▶ **Task description**: Extract each line of the data and write it out again exactly.

[Records from a collection of figures]
Start

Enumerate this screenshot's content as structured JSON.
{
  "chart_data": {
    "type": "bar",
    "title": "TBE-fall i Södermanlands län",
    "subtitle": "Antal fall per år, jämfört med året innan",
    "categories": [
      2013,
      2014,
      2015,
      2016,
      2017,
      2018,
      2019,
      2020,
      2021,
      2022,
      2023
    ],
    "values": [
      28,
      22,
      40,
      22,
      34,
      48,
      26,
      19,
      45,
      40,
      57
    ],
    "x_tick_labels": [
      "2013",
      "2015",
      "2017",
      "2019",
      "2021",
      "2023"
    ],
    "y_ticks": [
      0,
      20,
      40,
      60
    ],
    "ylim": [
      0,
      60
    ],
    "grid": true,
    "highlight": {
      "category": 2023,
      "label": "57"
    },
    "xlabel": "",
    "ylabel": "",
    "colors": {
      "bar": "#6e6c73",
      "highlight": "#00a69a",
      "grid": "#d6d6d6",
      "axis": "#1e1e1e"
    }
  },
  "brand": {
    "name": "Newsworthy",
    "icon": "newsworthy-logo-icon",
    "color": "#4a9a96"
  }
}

End

▶ **Exercise result**:
Enumerate this screenshot's content as structured JSON.
{
  "chart_data": {
    "type": "bar",
    "title": "TBE-fall i Södermanlands län",
    "subtitle": "Antal fall per år, jämfört med året innan",
    "categories": [
      2013,
      2014,
      2015,
      2016,
      2017,
      2018,
      2019,
      2020,
      2021,
      2022,
      2023
    ],
    "values": [
      28,
      22,
      40,
      22,
      34,
      48,
      26,
      19,
      45,
      40,
      57
    ],
    "x_tick_labels": [
      "2013",
      "2015",
      "2017",
      "2019",
      "2021",
      "2023"
    ],
    "y_ticks": [
      0,
      20,
      40,
      60
    ],
    "ylim": [
      0,
      60
    ],
    "grid": true,
    "highlight": {
      "category": 2023,
      "label": "57"
    },
    "xlabel": "",
    "ylabel": "",
    "colors": {
      "bar": "#6e6c73",
      "highlight": "#00a69a",
      "grid": "#d6d6d6",
      "axis": "#1e1e1e"
    }
  },
  "brand": {
    "name": "Newsworthy",
    "icon": "newsworthy-logo-icon",
    "color": "#4a9a96"
  }
}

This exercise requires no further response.